Set the listing down again in full, word for word, with the pictures left out.

▸ **Items from a dataset**:

## begin

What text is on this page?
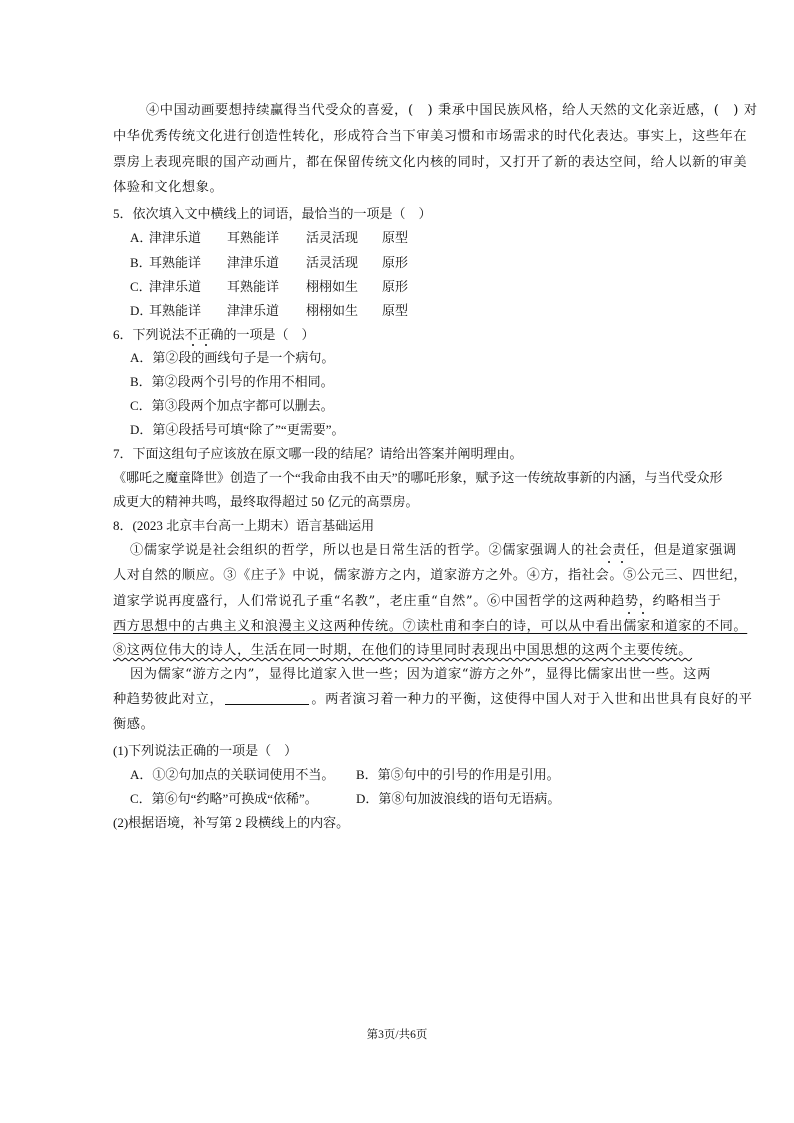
④中国动画要想持续赢得当代受众的喜爱，(　) 秉承中国民族风格，给人天然的文化亲近感，(　) 对
中华优秀传统文化进行创造性转化，形成符合当下审美习惯和市场需求的时代化表达。事实上，这些年在
票房上表现亮眼的国产动画片，都在保留传统文化内核的同时，又打开了新的表达空间，给人以新的审美
体验和文化想象。
5．依次填入文中横线上的词语，最恰当的一项是（　）
A．
津津乐道 耳熟能详 活灵活现 原型
B．
耳熟能详 津津乐道 活灵活现 原形
C．
津津乐道 耳熟能详 栩栩如生 原形
D．
耳熟能详 津津乐道 栩栩如生 原型
6．下列说法不正确的一项是（　）
A．第②段的画线句子是一个病句。
B．第②段两个引号的作用不相同。
C．第③段两个加点字都可以删去。
D．第④段括号可填“除了”“更需要”。
7．下面这组句子应该放在原文哪一段的结尾？请给出答案并阐明理由。
《哪吒之魔童降世》创造了一个“我命由我不由天”的哪吒形象，赋予这一传统故事新的内涵，与当代受众形
成更大的精神共鸣，最终取得超过 50 亿元的高票房。
8．(2023 北京丰台高一上期末）语言基础运用
①儒家学说是社会组织的哲学，所以也是日常生活的哲学。②儒家强调人的社会责任，但是道家强调
人对自然的顺应。③《庄子》中说，儒家游方之内，道家游方之外。④方，指社会。⑤公元三、四世纪，
道家学说再度盛行，人们常说孔子重“名教”，老庄重“自然”。⑥中国哲学的这两种趋势，约略相当于
西方思想中的古典主义和浪漫主义这两种传统。⑦读杜甫和李白的诗，可以从中看出儒家和道家的不同。
⑧这两位伟大的诗人，生活在同一时期，在他们的诗里同时表现出中国思想的这两个主要传统。
因为儒家“游方之内”，显得比道家入世一些；因为道家“游方之外”，显得比儒家出世一些。这两
种趋势彼此对立，	。两者演习着一种力的平衡，这使得中国人对于入世和出世具有良好的平
衡感。
(1)下列说法正确的一项是（　）
A．①②句加点的关联词使用不当。 B．第⑤句中的引号的作用是引用。
C．第⑥句“约略”可换成“依稀”。	D．第⑧句加波浪线的语句无语病。
(2)根据语境，补写第 2 段横线上的内容。
第3页/共6页
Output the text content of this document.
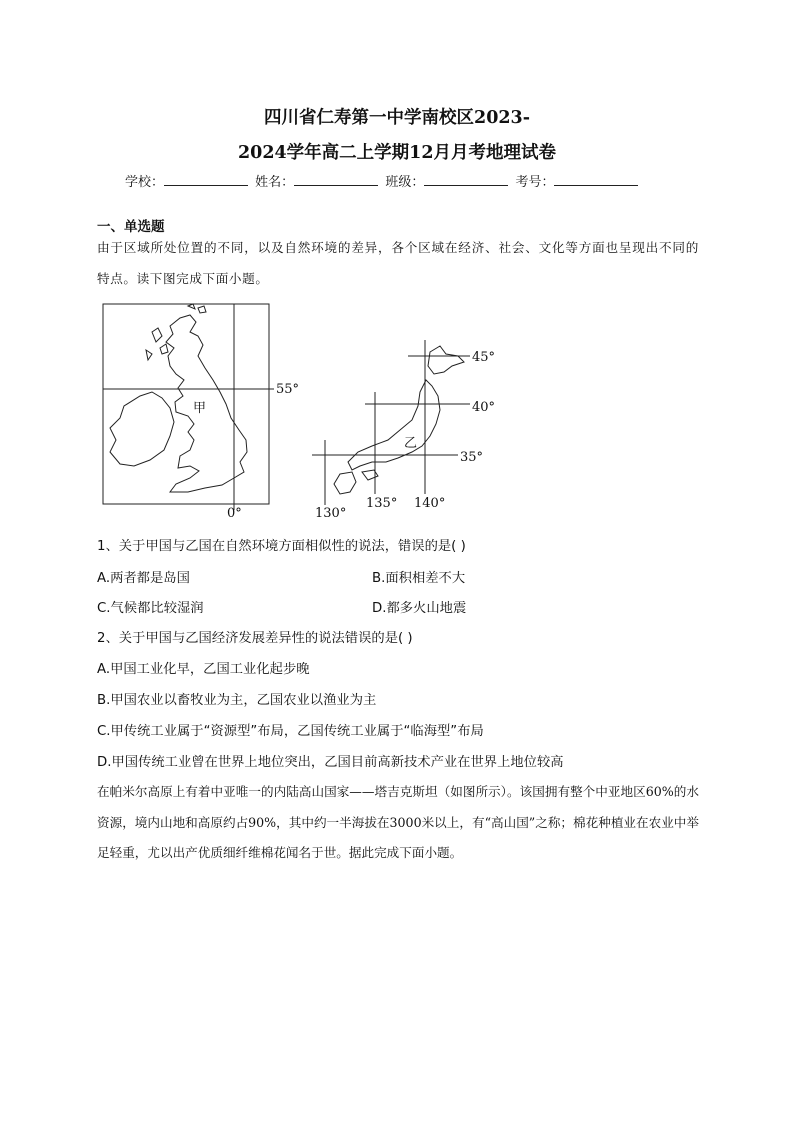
四川省仁寿第一中学南校区2023-
2024学年高二上学期12月月考地理试卷
学校：	姓名：	班级：	考号：
一、单选题

由于区域所处位置的不同，以及自然环境的差异，各个区域在经济、社会、文化等方面也呈现出不同的特点。读下图完成下面小题。

55°
0°
甲
45°
40°
35°
130°
135° 140°
乙
1、关于甲国与乙国在自然环境方面相似性的说法，错误的是( )
A.两者都是岛国	B.面积相差不大
C.气候都比较湿润	D.都多火山地震
2、关于甲国与乙国经济发展差异性的说法错误的是( )
A.甲国工业化早，乙国工业化起步晚
B.甲国农业以畜牧业为主，乙国农业以渔业为主
C.甲传统工业属于“资源型”布局，乙国传统工业属于“临海型”布局
D.甲国传统工业曾在世界上地位突出，乙国目前高新技术产业在世界上地位较高

在帕米尔高原上有着中亚唯一的内陆高山国家——塔吉克斯坦（如图所示）。该国拥有整个中亚地区60%的水资源，境内山地和高原约占90%，其中约一半海拔在3000米以上，有“高山国”之称；棉花种植业在农业中举足轻重，尤以出产优质细纤维棉花闻名于世。据此完成下面小题。
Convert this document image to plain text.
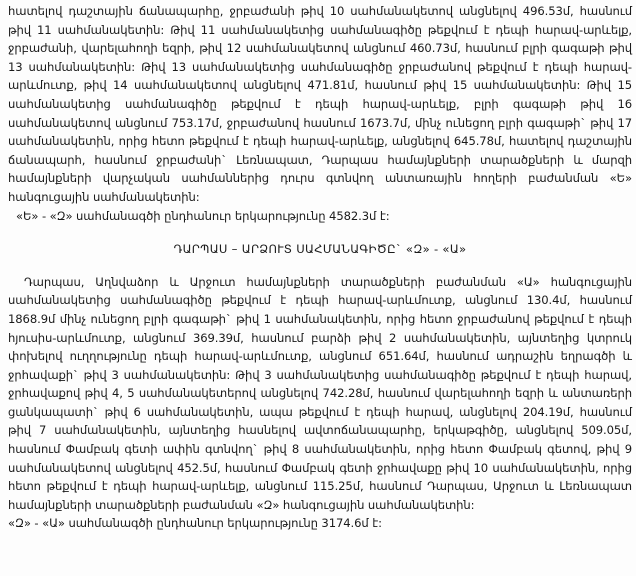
հատելով դաշտային ճանապարհը, ջրբաժանի թիվ 10 սահմանակետով անցնելով 496.53մ, հասնում թիվ 11 սահմանակետին: Թիվ 11 սահմանակետից սահմանագիծը թեքվում է դեպի հարավ-արևելք, ջրբաժանի, վարելահողի եզրի, թիվ 12 սահմանակետով անցնում 460.73մ, հասնում բլրի գագաթի թիվ 13 սահմանակետին: Թիվ 13 սահմանակետից սահմանագիծը ջրբաժանով թեքվում է դեպի հարավ-արևմուտք, թիվ 14 սահմանակետով անցնելով 471.81մ, հասնում թիվ 15 սահմանակետին: Թիվ 15 սահմանակետից սահմանագիծը թեքվում է դեպի հարավ-արևելք, բլրի գագաթի թիվ 16 սահմանակետով անցնում 753.17մ, ջրբաժանով հասնում 1673.7մ, մինչ ունեցող բլրի գագաթի` թիվ 17 սահմանակետին, որից հետո թեքվում է դեպի հարավ-արևելք, անցնելով 645.78մ, հատելով դաշտային ճանապարհ, հասնում ջրբաժանի` Լեռնապատ, Դարպաս համայնքների տարածքների և մարզի համայնքների վարչական սահմաններից դուրս գտնվող անտառային հողերի բաժանման «Ե» հանգուցային սահմանակետին:

«Ե» - «Զ» սահմանագծի ընդհանուր երկարությունը 4582.3մ է:
ԴԱՐՊԱՍ – ԱՐՁՈՒՏ ՍԱՀՄԱՆԱԳԻԾԸ` «Զ» - «Ա»

Դարպաս, Աղնվաձոր և Արջուտ համայնքների տարածքների բաժանման «Ա» հանգուցային սահմանակետից սահմանագիծը թեքվում է դեպի հարավ-արևմուտք, անցնում 130.4մ, հասնում 1868.9մ մինչ ունեցող բլրի գագաթի` թիվ 1 սահմանակետին, որից հետո ջրբաժանով թեքվում է դեպի հյուսիս-արևմուտք, անցնում 369.39մ, հասնում բարձի թիվ 2 սահմանակետին, այնտեղից կտրուկ փոխելով ուղղությունը դեպի հարավ-արևմուտք, անցնում 651.64մ, հասնում ադրաշին եղրագծի և ջրհավաքի` թիվ 3 սահմանակետին: Թիվ 3 սահմանակետից սահմանագիծը թեքվում է դեպի հարավ, ջրհավաքով թիվ 4, 5 սահմանակետերով անցնելով 742.28մ, հասնում վարելահողի եզրի և անտառերի ցանկապատի` թիվ 6 սահմանակետին, ապա թեքվում է դեպի հարավ, անցնելով 204.19մ, հասնում թիվ 7 սահմանակետին, այնտեղից հասնելով ավտոճանապարհը, երկաթգիծը, անցնելով 509.05մ, հասնում Փամբակ գետի ափին գտնվող` թիվ 8 սահմանակետին, որից հետո Փամբակ գետով, թիվ 9 սահմանակետով անցնելով 452.5մ, հասնում Փամբակ գետի ջրհավաքը թիվ 10 սահմանակետին, որից հետո թեքվում է դեպի հարավ-արևելք, անցնում 115.25մ, հասնում Դարպաս, Արջուտ և Լեռնապատ համայնքների տարածքների բաժանման «Զ» հանգուցային սահմանակետին:

«Զ» - «Ա» սահմանագծի ընդհանուր երկարությունը 3174.6մ է:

## end

▸ **TASK OUTPUT**:
What text is on this page?
④中国动画要想持续赢得当代受众的喜爱，(　) 秉承中国民族风格，给人天然的文化亲近感，(　) 对
中华优秀传统文化进行创造性转化，形成符合当下审美习惯和市场需求的时代化表达。事实上，这些年在
票房上表现亮眼的国产动画片，都在保留传统文化内核的同时，又打开了新的表达空间，给人以新的审美
体验和文化想象。
5．依次填入文中横线上的词语，最恰当的一项是（　）
A．
津津乐道 耳熟能详 活灵活现 原型
B．
耳熟能详 津津乐道 活灵活现 原形
C．
津津乐道 耳熟能详 栩栩如生 原形
D．
耳熟能详 津津乐道 栩栩如生 原型
6．下列说法不正确的一项是（　）
A．第②段的画线句子是一个病句。
B．第②段两个引号的作用不相同。
C．第③段两个加点字都可以删去。
D．第④段括号可填“除了”“更需要”。
7．下面这组句子应该放在原文哪一段的结尾？请给出答案并阐明理由。
《哪吒之魔童降世》创造了一个“我命由我不由天”的哪吒形象，赋予这一传统故事新的内涵，与当代受众形
成更大的精神共鸣，最终取得超过 50 亿元的高票房。
8．(2023 北京丰台高一上期末）语言基础运用
①儒家学说是社会组织的哲学，所以也是日常生活的哲学。②儒家强调人的社会责任，但是道家强调
人对自然的顺应。③《庄子》中说，儒家游方之内，道家游方之外。④方，指社会。⑤公元三、四世纪，
道家学说再度盛行，人们常说孔子重“名教”，老庄重“自然”。⑥中国哲学的这两种趋势，约略相当于
西方思想中的古典主义和浪漫主义这两种传统。⑦读杜甫和李白的诗，可以从中看出儒家和道家的不同。
⑧这两位伟大的诗人，生活在同一时期，在他们的诗里同时表现出中国思想的这两个主要传统。
因为儒家“游方之内”，显得比道家入世一些；因为道家“游方之外”，显得比儒家出世一些。这两
种趋势彼此对立，	。两者演习着一种力的平衡，这使得中国人对于入世和出世具有良好的平
衡感。
(1)下列说法正确的一项是（　）
A．①②句加点的关联词使用不当。 B．第⑤句中的引号的作用是引用。
C．第⑥句“约略”可换成“依稀”。	D．第⑧句加波浪线的语句无语病。
(2)根据语境，补写第 2 段横线上的内容。
第3页/共6页
Output the text content of this document.
四川省仁寿第一中学南校区2023-
2024学年高二上学期12月月考地理试卷
学校：	姓名：	班级：	考号：
一、单选题

由于区域所处位置的不同，以及自然环境的差异，各个区域在经济、社会、文化等方面也呈现出不同的特点。读下图完成下面小题。

55°
0°
甲
45°
40°
35°
130°
135° 140°
乙
1、关于甲国与乙国在自然环境方面相似性的说法，错误的是( )
A.两者都是岛国	B.面积相差不大
C.气候都比较湿润	D.都多火山地震
2、关于甲国与乙国经济发展差异性的说法错误的是( )
A.甲国工业化早，乙国工业化起步晚
B.甲国农业以畜牧业为主，乙国农业以渔业为主
C.甲传统工业属于“资源型”布局，乙国传统工业属于“临海型”布局
D.甲国传统工业曾在世界上地位突出，乙国目前高新技术产业在世界上地位较高

在帕米尔高原上有着中亚唯一的内陆高山国家——塔吉克斯坦（如图所示）。该国拥有整个中亚地区60%的水资源，境内山地和高原约占90%，其中约一半海拔在3000米以上，有“高山国”之称；棉花种植业在农业中举足轻重，尤以出产优质细纤维棉花闻名于世。据此完成下面小题。
Convert this document image to plain text.
հատելով դաշտային ճանապարհը, ջրբաժանի թիվ 10 սահմանակետով անցնելով 496.53մ, հասնում թիվ 11 սահմանակետին: Թիվ 11 սահմանակետից սահմանագիծը թեքվում է դեպի հարավ-արևելք, ջրբաժանի, վարելահողի եզրի, թիվ 12 սահմանակետով անցնում 460.73մ, հասնում բլրի գագաթի թիվ 13 սահմանակետին: Թիվ 13 սահմանակետից սահմանագիծը ջրբաժանով թեքվում է դեպի հարավ-արևմուտք, թիվ 14 սահմանակետով անցնելով 471.81մ, հասնում թիվ 15 սահմանակետին: Թիվ 15 սահմանակետից սահմանագիծը թեքվում է դեպի հարավ-արևելք, բլրի գագաթի թիվ 16 սահմանակետով անցնում 753.17մ, ջրբաժանով հասնում 1673.7մ, մինչ ունեցող բլրի գագաթի` թիվ 17 սահմանակետին, որից հետո թեքվում է դեպի հարավ-արևելք, անցնելով 645.78մ, հատելով դաշտային ճանապարհ, հասնում ջրբաժանի` Լեռնապատ, Դարպաս համայնքների տարածքների և մարզի համայնքների վարչական սահմաններից դուրս գտնվող անտառային հողերի բաժանման «Ե» հանգուցային սահմանակետին:

«Ե» - «Զ» սահմանագծի ընդհանուր երկարությունը 4582.3մ է:
ԴԱՐՊԱՍ – ԱՐՁՈՒՏ ՍԱՀՄԱՆԱԳԻԾԸ` «Զ» - «Ա»

Դարպաս, Աղնվաձոր և Արջուտ համայնքների տարածքների բաժանման «Ա» հանգուցային սահմանակետից սահմանագիծը թեքվում է դեպի հարավ-արևմուտք, անցնում 130.4մ, հասնում 1868.9մ մինչ ունեցող բլրի գագաթի` թիվ 1 սահմանակետին, որից հետո ջրբաժանով թեքվում է դեպի հյուսիս-արևմուտք, անցնում 369.39մ, հասնում բարձի թիվ 2 սահմանակետին, այնտեղից կտրուկ փոխելով ուղղությունը դեպի հարավ-արևմուտք, անցնում 651.64մ, հասնում ադրաշին եղրագծի և ջրհավաքի` թիվ 3 սահմանակետին: Թիվ 3 սահմանակետից սահմանագիծը թեքվում է դեպի հարավ, ջրհավաքով թիվ 4, 5 սահմանակետերով անցնելով 742.28մ, հասնում վարելահողի եզրի և անտառերի ցանկապատի` թիվ 6 սահմանակետին, ապա թեքվում է դեպի հարավ, անցնելով 204.19մ, հասնում թիվ 7 սահմանակետին, այնտեղից հասնելով ավտոճանապարհը, երկաթգիծը, անցնելով 509.05մ, հասնում Փամբակ գետի ափին գտնվող` թիվ 8 սահմանակետին, որից հետո Փամբակ գետով, թիվ 9 սահմանակետով անցնելով 452.5մ, հասնում Փամբակ գետի ջրհավաքը թիվ 10 սահմանակետին, որից հետո թեքվում է դեպի հարավ-արևելք, անցնում 115.25մ, հասնում Դարպաս, Արջուտ և Լեռնապատ համայնքների տարածքների բաժանման «Զ» հանգուցային սահմանակետին:

«Զ» - «Ա» սահմանագծի ընդհանուր երկարությունը 3174.6մ է:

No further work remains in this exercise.